2015年7月13日月曜日

大学入試改革の方向性に関して: 文科省・広島県教委・東大教育学研究科からの講演者と高校教師・予備校講師・広大教育学研究科からのパネリスト 8/8(土)福山市



この度、広島大学大学院教育学研究科では、高等学校教員を対象に「大学入試改革の方向と これからの高等学校に求められるもの」について、指導力向上セミナーを開催します。

これからの大学入試は大きく改革される可能性が高まっている現在、このセミナーでは以下の講演とシンポジウムで、この件に関する高校教育関係者の理解を深めることを目指します。

皆様、ぜひご参加ください (参加無料。ただし事前申込みが必要)



■ 講演1
文部科学省 高等教育局 大学改革官 山口 良文氏
「大学入試改革の方向性について」
大学入試改革の大きな流れと最新情報を語っていただきます。

■ 講演2
広島県教育委員会 学びの変革推進課長 寺田 拓真氏
「広島版『学びの変革』アクション・プラン」
大学入試改革の流れに既に高校現場がどのように対応しているかを語っていただきます。

■ 講演3
東京大学大学院 教育学研究科 教授 中村 高康
「不安の時代における大学入試改革」
大学入試改革の流れを教育学的に検討していただきます。

■ シンポジウム
「変わる大学入試と受験指導― 高校現場に求められる教育改革 ―」
以下のメンバーで、忌憚のない議論をしていただきます。
司会 広島大学大学院教育学研究科 教授 山田 浩之
(1) 高校進路指導の立場から 広島県立福山誠之館高等学校 田中 謙次氏
(2) 予備校の立場から 河合塾 英語科講師 山添 玉基氏
(3) 大学の立場から  広島大学 高等教育研究開発センター 教授 大膳 司

日時:2015 (平成27)年8月8日(土) 10時~16時30分
場所:広島県民文化センターふくやま(広島県福山市東桜町1-21 JR福山駅から徒歩4分
入場料及び参加費: 無料です



詳しい情報は下記のサイトにアクセスしてください。





参加ご希望の方は、下記の専用受付サイトから登録をしてください(事前登録が必要です)。





当セミナーの実行委員の一人としましても、また、高校と大学の教育に深い関心をもつ一人としましても、皆様のご参加をお待ちしております。どうぞお誘い合わせの上、ご参加ください。










大学院生 平野洋平さんと佐藤龍一さんの活躍



出藍の誉れで私のゼミ生(博士課程後期)である平野洋平さんと佐藤龍一さんが活躍をしてくれていますので、ここで(親バカ的に)お披露目させていただきます。

- [項目一覧]:
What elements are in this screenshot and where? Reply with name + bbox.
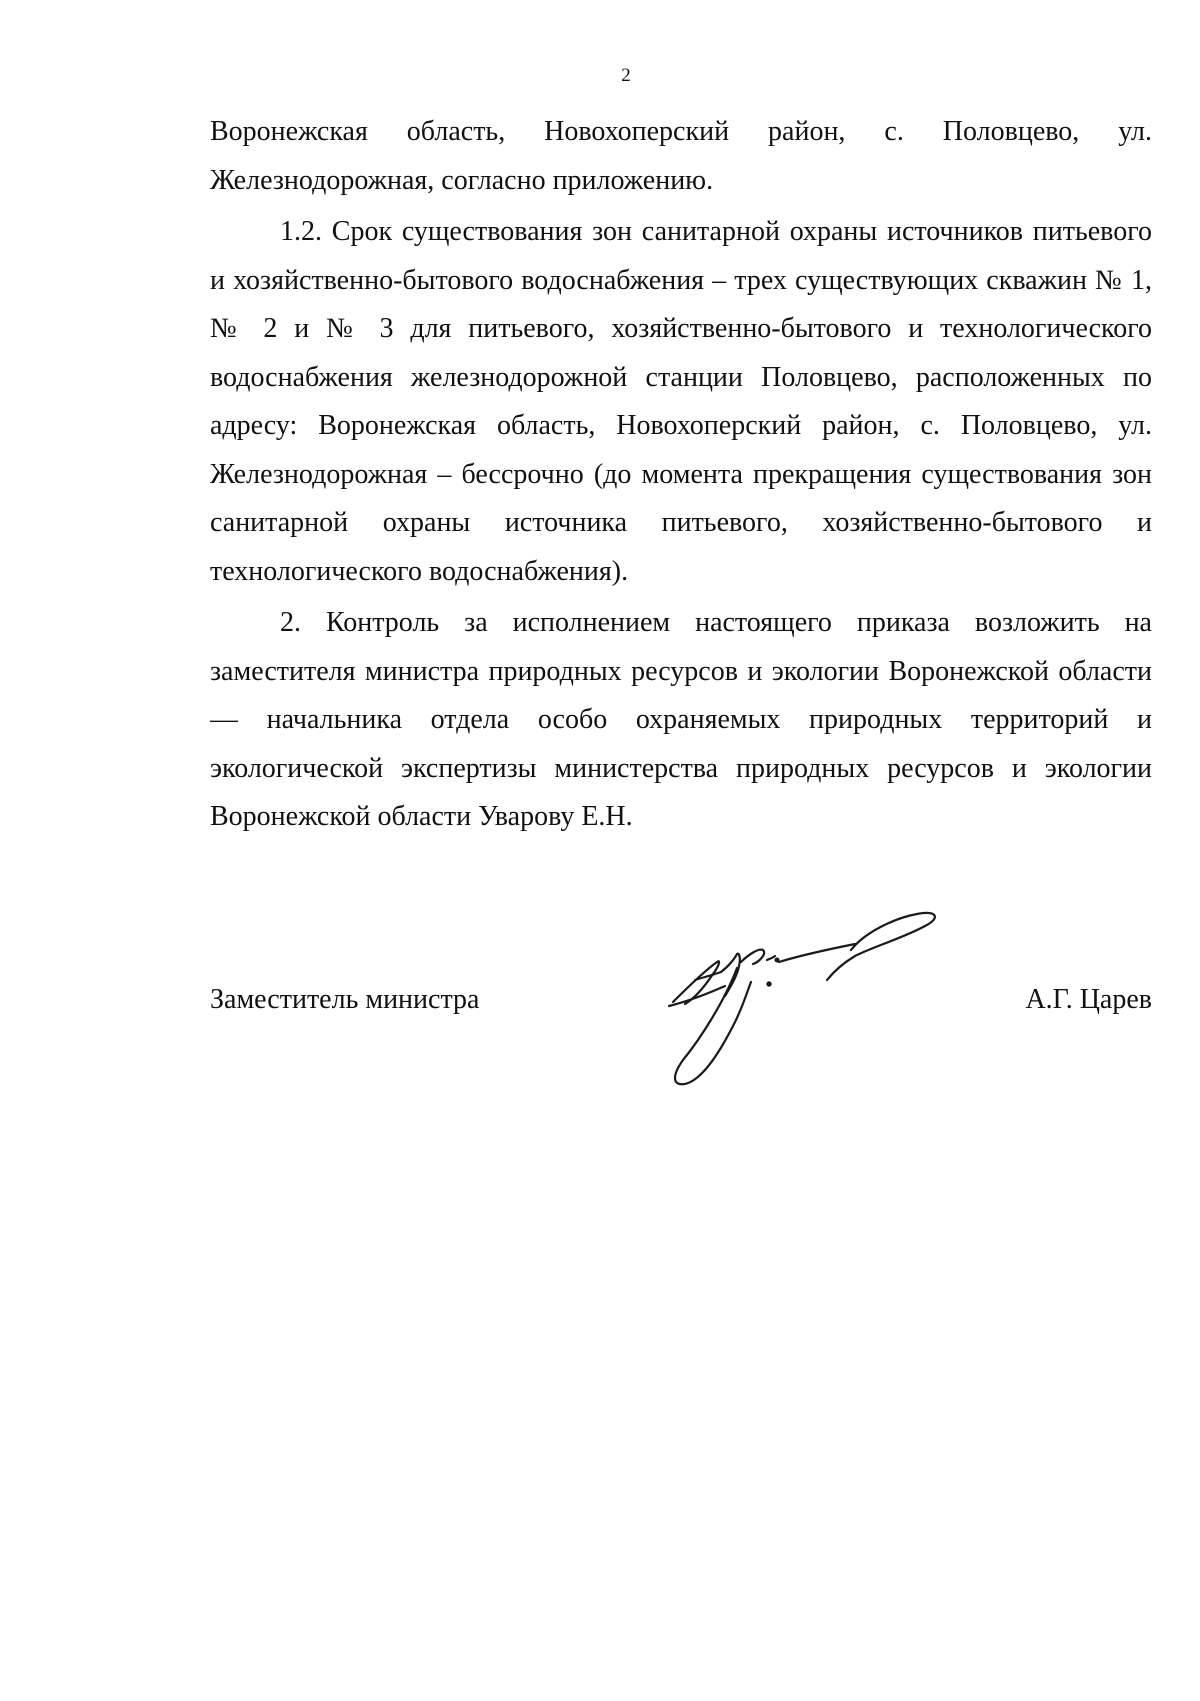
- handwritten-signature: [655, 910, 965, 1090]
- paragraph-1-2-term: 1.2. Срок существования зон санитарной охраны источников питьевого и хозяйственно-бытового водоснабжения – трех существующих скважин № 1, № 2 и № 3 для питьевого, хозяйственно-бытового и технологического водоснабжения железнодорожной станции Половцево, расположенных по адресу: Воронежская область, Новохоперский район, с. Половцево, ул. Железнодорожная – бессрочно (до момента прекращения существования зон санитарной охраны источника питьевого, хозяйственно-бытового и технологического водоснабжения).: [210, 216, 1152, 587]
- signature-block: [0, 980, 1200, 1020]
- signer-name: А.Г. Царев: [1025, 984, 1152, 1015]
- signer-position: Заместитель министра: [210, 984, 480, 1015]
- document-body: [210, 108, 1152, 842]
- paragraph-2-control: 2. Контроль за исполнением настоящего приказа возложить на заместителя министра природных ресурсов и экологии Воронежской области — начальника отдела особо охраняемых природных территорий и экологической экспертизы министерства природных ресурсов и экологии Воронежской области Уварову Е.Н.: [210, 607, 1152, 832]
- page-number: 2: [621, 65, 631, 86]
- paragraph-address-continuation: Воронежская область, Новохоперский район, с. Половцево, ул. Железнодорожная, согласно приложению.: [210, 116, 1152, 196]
...
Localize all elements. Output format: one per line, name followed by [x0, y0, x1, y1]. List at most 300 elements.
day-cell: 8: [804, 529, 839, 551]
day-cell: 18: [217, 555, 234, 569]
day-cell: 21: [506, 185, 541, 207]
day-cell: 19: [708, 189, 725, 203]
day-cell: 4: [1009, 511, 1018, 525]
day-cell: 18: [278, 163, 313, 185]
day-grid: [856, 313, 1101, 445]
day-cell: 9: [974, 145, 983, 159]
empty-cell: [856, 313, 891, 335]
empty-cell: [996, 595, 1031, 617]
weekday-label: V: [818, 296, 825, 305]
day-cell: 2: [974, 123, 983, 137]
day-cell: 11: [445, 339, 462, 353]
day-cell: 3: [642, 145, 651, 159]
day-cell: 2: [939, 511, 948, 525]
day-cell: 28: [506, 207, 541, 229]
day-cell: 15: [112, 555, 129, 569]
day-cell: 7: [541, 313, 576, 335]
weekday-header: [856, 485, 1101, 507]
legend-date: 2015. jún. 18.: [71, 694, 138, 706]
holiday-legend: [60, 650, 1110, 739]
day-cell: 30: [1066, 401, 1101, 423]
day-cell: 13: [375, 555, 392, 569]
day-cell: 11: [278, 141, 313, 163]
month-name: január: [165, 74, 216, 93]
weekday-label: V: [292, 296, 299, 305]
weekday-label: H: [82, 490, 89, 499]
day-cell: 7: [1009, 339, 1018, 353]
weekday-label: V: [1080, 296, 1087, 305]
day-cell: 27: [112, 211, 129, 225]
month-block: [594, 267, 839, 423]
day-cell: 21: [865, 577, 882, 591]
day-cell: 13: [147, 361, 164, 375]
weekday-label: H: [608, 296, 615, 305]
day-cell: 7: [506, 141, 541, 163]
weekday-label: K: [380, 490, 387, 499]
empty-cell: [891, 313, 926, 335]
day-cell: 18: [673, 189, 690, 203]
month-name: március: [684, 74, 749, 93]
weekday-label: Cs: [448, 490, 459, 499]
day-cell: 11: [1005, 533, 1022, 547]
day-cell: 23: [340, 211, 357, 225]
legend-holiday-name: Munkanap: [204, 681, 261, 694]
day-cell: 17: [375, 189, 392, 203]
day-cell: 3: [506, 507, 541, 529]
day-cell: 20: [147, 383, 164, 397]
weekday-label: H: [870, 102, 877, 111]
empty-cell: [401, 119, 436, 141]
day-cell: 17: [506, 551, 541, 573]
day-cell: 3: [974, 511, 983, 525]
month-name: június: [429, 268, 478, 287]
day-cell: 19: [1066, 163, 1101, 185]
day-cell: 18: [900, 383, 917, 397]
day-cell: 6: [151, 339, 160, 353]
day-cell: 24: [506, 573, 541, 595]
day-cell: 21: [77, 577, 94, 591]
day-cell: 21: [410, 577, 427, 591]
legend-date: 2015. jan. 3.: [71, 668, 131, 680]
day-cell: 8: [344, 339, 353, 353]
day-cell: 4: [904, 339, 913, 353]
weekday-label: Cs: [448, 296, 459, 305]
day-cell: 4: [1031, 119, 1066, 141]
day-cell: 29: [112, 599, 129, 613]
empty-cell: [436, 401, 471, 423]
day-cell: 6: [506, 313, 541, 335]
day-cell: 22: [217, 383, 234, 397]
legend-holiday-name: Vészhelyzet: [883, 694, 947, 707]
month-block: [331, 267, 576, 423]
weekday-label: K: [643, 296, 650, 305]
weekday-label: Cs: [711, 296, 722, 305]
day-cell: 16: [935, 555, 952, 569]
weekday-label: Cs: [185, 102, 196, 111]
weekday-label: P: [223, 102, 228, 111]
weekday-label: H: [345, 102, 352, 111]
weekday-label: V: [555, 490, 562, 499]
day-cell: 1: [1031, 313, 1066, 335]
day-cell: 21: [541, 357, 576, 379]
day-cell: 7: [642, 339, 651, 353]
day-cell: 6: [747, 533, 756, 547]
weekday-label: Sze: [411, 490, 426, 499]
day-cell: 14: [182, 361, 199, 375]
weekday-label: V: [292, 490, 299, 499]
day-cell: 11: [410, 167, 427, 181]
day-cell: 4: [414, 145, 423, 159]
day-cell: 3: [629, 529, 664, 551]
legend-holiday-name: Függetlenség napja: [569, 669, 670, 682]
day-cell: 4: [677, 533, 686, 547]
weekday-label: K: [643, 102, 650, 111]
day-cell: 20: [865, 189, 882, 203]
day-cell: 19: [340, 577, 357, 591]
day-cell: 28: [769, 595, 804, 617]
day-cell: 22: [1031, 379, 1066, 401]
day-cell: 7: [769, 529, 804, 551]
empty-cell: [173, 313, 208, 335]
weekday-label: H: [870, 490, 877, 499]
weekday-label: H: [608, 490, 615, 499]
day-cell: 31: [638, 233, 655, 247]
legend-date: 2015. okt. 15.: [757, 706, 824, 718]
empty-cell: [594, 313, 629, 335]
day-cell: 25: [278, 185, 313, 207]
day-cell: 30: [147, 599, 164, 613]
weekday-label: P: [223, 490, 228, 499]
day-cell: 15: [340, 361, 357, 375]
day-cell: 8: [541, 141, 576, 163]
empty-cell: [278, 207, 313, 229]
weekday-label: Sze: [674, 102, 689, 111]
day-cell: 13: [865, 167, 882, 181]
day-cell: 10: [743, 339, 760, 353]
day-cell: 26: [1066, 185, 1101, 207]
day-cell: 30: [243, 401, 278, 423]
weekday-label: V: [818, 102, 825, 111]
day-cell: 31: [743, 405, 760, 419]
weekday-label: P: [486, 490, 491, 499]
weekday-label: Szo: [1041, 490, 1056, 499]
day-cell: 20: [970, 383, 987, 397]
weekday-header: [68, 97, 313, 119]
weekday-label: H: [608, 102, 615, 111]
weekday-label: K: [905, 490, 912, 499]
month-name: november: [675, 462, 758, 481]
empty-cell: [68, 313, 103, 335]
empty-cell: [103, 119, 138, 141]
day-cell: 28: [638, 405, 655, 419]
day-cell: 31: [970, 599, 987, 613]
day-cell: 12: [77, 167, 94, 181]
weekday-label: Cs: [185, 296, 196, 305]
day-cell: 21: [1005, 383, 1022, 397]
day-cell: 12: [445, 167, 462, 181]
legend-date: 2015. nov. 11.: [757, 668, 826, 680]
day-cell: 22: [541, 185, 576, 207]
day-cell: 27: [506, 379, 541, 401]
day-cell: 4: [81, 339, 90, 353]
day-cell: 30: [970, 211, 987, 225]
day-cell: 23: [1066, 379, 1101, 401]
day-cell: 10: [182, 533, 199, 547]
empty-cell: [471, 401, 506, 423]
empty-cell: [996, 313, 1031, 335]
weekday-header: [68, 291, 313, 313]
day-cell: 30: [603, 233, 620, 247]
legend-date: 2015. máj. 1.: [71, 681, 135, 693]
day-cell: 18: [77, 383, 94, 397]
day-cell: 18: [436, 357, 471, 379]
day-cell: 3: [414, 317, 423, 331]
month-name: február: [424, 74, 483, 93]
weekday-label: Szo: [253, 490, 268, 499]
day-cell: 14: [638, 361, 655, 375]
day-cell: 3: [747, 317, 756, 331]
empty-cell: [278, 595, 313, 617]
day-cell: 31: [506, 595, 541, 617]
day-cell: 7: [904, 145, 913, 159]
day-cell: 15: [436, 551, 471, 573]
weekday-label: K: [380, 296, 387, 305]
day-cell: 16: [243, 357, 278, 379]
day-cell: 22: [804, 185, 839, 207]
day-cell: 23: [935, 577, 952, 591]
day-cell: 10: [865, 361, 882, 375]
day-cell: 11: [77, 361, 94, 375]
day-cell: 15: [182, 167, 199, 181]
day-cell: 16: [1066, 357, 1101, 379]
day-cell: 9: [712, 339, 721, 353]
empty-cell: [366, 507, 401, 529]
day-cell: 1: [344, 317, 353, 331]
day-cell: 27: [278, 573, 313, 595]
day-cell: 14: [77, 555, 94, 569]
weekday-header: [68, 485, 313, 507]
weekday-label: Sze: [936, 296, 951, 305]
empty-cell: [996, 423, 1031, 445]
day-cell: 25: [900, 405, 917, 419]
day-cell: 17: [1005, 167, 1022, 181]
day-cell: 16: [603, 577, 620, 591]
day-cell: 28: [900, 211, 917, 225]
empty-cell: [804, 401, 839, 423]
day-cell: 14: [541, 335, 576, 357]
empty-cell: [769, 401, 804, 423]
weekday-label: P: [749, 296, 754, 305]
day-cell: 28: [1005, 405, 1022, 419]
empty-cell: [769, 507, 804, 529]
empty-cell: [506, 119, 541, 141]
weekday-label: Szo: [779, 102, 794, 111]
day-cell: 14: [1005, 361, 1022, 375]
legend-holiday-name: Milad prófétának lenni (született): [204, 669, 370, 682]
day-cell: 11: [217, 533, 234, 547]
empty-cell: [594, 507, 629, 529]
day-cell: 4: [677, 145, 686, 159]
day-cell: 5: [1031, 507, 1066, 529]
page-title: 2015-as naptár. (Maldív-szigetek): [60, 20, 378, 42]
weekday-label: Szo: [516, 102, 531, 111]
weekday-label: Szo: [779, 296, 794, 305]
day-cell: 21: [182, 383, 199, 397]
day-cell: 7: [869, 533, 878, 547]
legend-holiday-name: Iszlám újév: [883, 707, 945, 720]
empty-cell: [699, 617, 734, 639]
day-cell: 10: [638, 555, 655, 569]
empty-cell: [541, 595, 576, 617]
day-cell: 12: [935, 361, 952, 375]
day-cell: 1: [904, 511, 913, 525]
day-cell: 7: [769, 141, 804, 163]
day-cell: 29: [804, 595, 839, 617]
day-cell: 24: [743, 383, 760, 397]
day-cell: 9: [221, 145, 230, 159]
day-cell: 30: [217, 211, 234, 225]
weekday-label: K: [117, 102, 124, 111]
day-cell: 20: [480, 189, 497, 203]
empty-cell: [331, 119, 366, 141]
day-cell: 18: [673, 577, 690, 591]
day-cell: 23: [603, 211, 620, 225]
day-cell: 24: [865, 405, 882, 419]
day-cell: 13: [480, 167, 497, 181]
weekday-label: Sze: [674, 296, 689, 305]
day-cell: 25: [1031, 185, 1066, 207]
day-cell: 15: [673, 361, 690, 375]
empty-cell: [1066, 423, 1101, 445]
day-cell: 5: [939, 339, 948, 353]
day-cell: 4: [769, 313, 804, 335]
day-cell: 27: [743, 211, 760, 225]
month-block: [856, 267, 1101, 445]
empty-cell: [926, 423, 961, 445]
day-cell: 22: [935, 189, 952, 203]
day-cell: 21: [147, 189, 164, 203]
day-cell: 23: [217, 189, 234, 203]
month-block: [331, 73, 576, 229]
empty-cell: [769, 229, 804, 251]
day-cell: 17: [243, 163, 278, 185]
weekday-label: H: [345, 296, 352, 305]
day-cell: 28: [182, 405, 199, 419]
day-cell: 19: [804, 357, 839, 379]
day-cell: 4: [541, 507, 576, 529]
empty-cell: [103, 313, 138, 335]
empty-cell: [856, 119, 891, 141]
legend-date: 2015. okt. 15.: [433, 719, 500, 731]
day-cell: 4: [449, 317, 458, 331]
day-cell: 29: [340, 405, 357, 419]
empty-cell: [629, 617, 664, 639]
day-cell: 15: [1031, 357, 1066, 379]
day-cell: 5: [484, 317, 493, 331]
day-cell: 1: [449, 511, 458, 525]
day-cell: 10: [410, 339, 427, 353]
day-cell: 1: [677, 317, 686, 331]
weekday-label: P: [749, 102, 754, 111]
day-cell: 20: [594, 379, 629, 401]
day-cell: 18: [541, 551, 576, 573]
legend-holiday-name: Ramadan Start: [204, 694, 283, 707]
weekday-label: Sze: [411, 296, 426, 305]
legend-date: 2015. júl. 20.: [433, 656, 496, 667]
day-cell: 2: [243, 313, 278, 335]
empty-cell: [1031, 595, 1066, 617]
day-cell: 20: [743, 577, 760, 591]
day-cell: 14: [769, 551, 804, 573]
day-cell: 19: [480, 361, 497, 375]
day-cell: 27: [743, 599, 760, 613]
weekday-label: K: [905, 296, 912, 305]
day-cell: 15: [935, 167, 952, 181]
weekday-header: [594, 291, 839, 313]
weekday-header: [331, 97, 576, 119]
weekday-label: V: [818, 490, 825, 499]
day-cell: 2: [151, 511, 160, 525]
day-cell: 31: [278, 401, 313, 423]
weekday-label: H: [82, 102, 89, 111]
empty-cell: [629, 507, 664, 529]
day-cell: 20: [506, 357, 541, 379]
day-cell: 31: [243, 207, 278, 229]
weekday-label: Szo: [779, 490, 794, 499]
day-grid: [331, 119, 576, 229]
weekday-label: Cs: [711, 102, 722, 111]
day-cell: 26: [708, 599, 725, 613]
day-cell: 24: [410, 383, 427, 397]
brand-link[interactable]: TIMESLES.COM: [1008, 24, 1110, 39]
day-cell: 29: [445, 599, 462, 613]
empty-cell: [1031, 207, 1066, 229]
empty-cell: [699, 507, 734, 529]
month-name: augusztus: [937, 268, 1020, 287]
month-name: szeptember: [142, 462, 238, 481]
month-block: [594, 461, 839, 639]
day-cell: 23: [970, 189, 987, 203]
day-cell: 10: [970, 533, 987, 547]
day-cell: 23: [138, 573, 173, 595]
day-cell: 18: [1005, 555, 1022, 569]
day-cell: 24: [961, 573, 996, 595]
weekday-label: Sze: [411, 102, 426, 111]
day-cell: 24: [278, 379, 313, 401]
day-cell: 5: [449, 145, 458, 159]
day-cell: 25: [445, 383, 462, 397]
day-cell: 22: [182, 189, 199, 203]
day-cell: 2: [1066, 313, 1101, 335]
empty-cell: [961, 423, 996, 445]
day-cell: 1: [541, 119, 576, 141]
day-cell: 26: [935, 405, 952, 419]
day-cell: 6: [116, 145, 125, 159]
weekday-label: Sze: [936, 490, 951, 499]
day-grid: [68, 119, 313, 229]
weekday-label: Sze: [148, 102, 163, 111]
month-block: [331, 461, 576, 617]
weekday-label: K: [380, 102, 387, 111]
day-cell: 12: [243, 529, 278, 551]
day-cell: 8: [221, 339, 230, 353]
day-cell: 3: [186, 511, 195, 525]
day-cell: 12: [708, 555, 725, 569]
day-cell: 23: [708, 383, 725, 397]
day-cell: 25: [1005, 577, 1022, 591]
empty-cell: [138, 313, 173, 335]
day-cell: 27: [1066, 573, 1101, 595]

- [取り組む課題]:
(1) セミナー案内と次の(a)〜(c)が一致するか、それぞれ「はい」か「いいえ」で答え、判断の決め手となる本文の語句を引用する。(a) 参加費は無料である。(b) 会場はJR福山駅から徒歩10分である。(c) シンポジウムの司会は中村高康である。
(2) セミナー案内で講演1から講演3を担当する講演者の氏名をすべて挙げる。
(3) セミナー案内の「2015年7月13日月曜日」から「皆様、ぜひご参加ください (参加無料。ただし事前申込みが必要)」までを、両端の語句も含めて一字も変えずに出力してください。

- [課題の解答]:
(1)
(a) はい。「入場料及び参加費: 無料です」
(b) いいえ。「JR福山駅から徒歩4分」
(c) いいえ。「司会 広島大学大学院教育学研究科 教授 山田 浩之」

(2) 山口 良文、寺田 拓真、中村 高康

(3)
2015年7月13日月曜日

大学入試改革の方向性に関して: 文科省・広島県教委・東大教育学研究科からの講演者と高校教師・予備校講師・広大教育学研究科からのパネリスト 8/8(土)福山市



この度、広島大学大学院教育学研究科では、高等学校教員を対象に「大学入試改革の方向と これからの高等学校に求められるもの」について、指導力向上セミナーを開催します。

これからの大学入試は大きく改革される可能性が高まっている現在、このセミナーでは以下の講演とシンポジウムで、この件に関する高校教育関係者の理解を深めることを目指します。

皆様、ぜひご参加ください (参加無料。ただし事前申込みが必要)